** START SUPPLIED DATA **

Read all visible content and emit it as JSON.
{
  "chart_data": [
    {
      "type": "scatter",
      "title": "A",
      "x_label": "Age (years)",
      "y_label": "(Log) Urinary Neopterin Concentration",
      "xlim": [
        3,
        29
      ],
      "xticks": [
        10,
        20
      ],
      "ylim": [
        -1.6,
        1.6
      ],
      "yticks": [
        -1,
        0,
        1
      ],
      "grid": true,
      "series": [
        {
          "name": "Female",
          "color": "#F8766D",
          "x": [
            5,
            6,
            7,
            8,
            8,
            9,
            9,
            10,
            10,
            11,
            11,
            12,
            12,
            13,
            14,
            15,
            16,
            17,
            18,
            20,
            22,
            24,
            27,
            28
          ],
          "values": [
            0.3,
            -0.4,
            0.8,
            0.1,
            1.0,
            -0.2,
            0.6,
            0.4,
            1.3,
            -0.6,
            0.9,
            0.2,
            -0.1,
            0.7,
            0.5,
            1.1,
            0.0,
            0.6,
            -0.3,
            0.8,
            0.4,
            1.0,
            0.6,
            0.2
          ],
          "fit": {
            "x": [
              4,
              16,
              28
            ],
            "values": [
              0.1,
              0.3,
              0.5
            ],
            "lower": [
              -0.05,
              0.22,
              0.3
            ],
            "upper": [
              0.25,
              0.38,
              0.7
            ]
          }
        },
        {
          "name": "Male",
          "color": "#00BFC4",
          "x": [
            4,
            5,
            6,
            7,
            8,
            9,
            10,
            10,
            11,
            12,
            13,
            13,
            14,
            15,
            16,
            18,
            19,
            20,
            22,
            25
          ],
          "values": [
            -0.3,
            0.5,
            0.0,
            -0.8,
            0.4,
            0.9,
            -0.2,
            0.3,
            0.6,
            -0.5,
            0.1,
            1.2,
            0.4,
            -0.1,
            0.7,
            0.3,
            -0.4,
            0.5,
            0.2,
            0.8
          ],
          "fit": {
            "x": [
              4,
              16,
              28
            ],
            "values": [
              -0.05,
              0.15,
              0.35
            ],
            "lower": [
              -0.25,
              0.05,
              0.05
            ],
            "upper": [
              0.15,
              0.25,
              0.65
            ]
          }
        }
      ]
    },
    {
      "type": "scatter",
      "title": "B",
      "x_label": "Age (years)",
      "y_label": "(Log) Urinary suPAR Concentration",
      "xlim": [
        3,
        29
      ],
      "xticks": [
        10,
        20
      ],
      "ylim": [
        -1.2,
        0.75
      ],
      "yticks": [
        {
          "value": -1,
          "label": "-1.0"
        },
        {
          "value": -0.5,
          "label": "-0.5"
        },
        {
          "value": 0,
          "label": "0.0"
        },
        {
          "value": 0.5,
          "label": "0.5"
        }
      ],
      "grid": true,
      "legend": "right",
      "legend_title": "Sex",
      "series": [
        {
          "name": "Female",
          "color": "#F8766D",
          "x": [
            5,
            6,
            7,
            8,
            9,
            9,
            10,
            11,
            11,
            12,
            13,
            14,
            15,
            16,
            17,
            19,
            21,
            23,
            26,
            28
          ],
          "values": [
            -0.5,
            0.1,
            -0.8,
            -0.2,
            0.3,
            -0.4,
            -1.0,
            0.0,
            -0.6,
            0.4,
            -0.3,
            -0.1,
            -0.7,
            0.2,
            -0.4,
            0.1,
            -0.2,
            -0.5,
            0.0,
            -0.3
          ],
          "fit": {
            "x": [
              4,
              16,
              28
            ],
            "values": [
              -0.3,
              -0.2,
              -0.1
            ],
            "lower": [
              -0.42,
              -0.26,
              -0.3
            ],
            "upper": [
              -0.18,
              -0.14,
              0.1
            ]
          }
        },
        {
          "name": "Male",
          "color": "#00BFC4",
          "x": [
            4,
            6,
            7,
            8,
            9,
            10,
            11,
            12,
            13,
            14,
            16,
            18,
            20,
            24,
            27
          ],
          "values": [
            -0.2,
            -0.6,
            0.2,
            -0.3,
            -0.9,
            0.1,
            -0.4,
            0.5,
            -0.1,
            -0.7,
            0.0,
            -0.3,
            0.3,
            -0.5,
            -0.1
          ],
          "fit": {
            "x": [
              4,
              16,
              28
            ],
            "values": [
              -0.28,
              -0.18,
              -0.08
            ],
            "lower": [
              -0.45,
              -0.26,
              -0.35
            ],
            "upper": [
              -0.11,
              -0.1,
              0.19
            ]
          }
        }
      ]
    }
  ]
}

** END SUPPLIED DATA **

### [TASK]
Each line of the listing above should be output exactly.

### [ANSWER TO THE EXERCISE]
Read all visible content and emit it as JSON.
{
  "chart_data": [
    {
      "type": "scatter",
      "title": "A",
      "x_label": "Age (years)",
      "y_label": "(Log) Urinary Neopterin Concentration",
      "xlim": [
        3,
        29
      ],
      "xticks": [
        10,
        20
      ],
      "ylim": [
        -1.6,
        1.6
      ],
      "yticks": [
        -1,
        0,
        1
      ],
      "grid": true,
      "series": [
        {
          "name": "Female",
          "color": "#F8766D",
          "x": [
            5,
            6,
            7,
            8,
            8,
            9,
            9,
            10,
            10,
            11,
            11,
            12,
            12,
            13,
            14,
            15,
            16,
            17,
            18,
            20,
            22,
            24,
            27,
            28
          ],
          "values": [
            0.3,
            -0.4,
            0.8,
            0.1,
            1.0,
            -0.2,
            0.6,
            0.4,
            1.3,
            -0.6,
            0.9,
            0.2,
            -0.1,
            0.7,
            0.5,
            1.1,
            0.0,
            0.6,
            -0.3,
            0.8,
            0.4,
            1.0,
            0.6,
            0.2
          ],
          "fit": {
            "x": [
              4,
              16,
              28
            ],
            "values": [
              0.1,
              0.3,
              0.5
            ],
            "lower": [
              -0.05,
              0.22,
              0.3
            ],
            "upper": [
              0.25,
              0.38,
              0.7
            ]
          }
        },
        {
          "name": "Male",
          "color": "#00BFC4",
          "x": [
            4,
            5,
            6,
            7,
            8,
            9,
            10,
            10,
            11,
            12,
            13,
            13,
            14,
            15,
            16,
            18,
            19,
            20,
            22,
            25
          ],
          "values": [
            -0.3,
            0.5,
            0.0,
            -0.8,
            0.4,
            0.9,
            -0.2,
            0.3,
            0.6,
            -0.5,
            0.1,
            1.2,
            0.4,
            -0.1,
            0.7,
            0.3,
            -0.4,
            0.5,
            0.2,
            0.8
          ],
          "fit": {
            "x": [
              4,
              16,
              28
            ],
            "values": [
              -0.05,
              0.15,
              0.35
            ],
            "lower": [
              -0.25,
              0.05,
              0.05
            ],
            "upper": [
              0.15,
              0.25,
              0.65
            ]
          }
        }
      ]
    },
    {
      "type": "scatter",
      "title": "B",
      "x_label": "Age (years)",
      "y_label": "(Log) Urinary suPAR Concentration",
      "xlim": [
        3,
        29
      ],
      "xticks": [
        10,
        20
      ],
      "ylim": [
        -1.2,
        0.75
      ],
      "yticks": [
        {
          "value": -1,
          "label": "-1.0"
        },
        {
          "value": -0.5,
          "label": "-0.5"
        },
        {
          "value": 0,
          "label": "0.0"
        },
        {
          "value": 0.5,
          "label": "0.5"
        }
      ],
      "grid": true,
      "legend": "right",
      "legend_title": "Sex",
      "series": [
        {
          "name": "Female",
          "color": "#F8766D",
          "x": [
            5,
            6,
            7,
            8,
            9,
            9,
            10,
            11,
            11,
            12,
            13,
            14,
            15,
            16,
            17,
            19,
            21,
            23,
            26,
            28
          ],
          "values": [
            -0.5,
            0.1,
            -0.8,
            -0.2,
            0.3,
            -0.4,
            -1.0,
            0.0,
            -0.6,
            0.4,
            -0.3,
            -0.1,
            -0.7,
            0.2,
            -0.4,
            0.1,
            -0.2,
            -0.5,
            0.0,
            -0.3
          ],
          "fit": {
            "x": [
              4,
              16,
              28
            ],
            "values": [
              -0.3,
              -0.2,
              -0.1
            ],
            "lower": [
              -0.42,
              -0.26,
              -0.3
            ],
            "upper": [
              -0.18,
              -0.14,
              0.1
            ]
          }
        },
        {
          "name": "Male",
          "color": "#00BFC4",
          "x": [
            4,
            6,
            7,
            8,
            9,
            10,
            11,
            12,
            13,
            14,
            16,
            18,
            20,
            24,
            27
          ],
          "values": [
            -0.2,
            -0.6,
            0.2,
            -0.3,
            -0.9,
            0.1,
            -0.4,
            0.5,
            -0.1,
            -0.7,
            0.0,
            -0.3,
            0.3,
            -0.5,
            -0.1
          ],
          "fit": {
            "x": [
              4,
              16,
              28
            ],
            "values": [
              -0.28,
              -0.18,
              -0.08
            ],
            "lower": [
              -0.45,
              -0.26,
              -0.35
            ],
            "upper": [
              -0.11,
              -0.1,
              0.19
            ]
          }
        }
      ]
    }
  ]
}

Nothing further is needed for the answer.